* start Provided entries *

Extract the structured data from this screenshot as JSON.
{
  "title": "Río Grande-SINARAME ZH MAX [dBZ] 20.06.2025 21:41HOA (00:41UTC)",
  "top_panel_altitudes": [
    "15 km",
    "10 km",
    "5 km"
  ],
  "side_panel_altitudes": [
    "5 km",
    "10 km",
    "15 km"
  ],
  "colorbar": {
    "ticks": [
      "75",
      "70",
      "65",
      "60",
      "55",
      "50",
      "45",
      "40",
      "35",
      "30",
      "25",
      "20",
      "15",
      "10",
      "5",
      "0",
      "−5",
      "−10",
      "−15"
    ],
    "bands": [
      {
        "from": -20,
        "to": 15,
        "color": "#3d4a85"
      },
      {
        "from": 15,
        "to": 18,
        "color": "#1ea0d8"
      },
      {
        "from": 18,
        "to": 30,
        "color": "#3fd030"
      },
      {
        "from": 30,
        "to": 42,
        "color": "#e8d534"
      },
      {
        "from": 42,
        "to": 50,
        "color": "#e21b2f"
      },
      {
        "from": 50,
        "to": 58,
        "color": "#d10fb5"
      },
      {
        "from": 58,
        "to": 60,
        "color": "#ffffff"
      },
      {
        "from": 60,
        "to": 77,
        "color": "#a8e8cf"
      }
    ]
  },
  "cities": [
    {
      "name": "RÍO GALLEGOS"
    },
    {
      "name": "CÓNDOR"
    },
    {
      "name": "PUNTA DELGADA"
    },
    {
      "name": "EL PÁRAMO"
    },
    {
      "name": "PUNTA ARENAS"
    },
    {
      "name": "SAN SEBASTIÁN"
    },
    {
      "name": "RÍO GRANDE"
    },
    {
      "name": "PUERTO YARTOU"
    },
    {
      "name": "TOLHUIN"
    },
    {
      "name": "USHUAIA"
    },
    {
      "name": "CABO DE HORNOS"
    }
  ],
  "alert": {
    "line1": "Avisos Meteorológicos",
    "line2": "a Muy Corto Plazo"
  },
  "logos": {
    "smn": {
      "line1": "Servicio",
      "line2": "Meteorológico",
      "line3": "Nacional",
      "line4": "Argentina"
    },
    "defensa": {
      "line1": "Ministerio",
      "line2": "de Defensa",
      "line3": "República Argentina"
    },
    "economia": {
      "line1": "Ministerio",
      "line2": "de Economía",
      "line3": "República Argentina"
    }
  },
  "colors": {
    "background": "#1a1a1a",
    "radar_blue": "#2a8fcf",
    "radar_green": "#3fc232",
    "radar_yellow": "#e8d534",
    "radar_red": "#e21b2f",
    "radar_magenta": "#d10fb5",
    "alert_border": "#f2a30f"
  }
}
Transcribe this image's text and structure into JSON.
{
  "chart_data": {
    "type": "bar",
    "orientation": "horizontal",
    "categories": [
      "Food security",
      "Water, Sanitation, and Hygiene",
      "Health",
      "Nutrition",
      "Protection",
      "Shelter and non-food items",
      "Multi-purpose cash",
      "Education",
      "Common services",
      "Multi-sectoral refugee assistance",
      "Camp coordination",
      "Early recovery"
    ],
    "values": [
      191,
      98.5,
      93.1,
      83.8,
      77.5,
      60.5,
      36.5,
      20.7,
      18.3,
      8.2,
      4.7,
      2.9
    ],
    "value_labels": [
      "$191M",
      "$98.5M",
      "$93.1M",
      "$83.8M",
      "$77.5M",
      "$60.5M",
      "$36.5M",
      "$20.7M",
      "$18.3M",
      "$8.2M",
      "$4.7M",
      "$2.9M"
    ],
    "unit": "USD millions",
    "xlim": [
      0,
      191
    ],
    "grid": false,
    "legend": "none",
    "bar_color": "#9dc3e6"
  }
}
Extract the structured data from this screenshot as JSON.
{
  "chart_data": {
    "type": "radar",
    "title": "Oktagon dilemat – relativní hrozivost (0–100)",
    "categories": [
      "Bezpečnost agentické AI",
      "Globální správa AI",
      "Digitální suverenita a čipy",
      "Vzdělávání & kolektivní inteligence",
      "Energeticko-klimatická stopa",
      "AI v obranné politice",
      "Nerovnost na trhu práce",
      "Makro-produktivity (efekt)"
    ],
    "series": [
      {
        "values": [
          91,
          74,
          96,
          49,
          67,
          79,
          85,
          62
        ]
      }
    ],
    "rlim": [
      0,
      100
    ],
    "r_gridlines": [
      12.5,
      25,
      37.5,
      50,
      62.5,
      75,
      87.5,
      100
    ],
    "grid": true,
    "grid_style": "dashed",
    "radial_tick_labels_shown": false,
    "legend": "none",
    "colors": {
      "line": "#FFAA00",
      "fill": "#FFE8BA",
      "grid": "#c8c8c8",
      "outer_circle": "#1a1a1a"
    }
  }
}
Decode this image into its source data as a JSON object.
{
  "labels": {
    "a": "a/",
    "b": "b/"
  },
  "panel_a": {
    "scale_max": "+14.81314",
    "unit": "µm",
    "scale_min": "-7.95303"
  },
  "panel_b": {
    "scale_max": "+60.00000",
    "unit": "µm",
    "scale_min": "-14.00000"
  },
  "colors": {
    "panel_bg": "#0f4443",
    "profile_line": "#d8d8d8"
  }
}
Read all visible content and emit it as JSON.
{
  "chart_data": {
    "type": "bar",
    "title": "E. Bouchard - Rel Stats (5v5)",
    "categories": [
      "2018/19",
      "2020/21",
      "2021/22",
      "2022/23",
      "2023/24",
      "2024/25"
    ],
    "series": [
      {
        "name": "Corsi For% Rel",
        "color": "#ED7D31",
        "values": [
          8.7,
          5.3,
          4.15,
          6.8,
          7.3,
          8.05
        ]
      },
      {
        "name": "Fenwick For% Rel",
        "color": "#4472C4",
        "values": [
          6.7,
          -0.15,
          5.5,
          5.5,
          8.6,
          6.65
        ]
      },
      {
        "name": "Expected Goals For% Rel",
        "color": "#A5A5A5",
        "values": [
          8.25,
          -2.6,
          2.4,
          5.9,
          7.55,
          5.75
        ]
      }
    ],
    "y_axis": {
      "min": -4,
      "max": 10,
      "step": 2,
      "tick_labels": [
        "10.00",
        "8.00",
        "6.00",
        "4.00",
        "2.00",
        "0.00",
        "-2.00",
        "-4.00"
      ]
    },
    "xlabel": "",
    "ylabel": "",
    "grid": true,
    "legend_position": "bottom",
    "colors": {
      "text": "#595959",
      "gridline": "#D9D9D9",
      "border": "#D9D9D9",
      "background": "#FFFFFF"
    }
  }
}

* end Provided entries *

### Request
Using the records above, pull out each line where the word "background" occurs.

### Problem solution
    "background": "#1a1a1a",
      "background": "#FFFFFF"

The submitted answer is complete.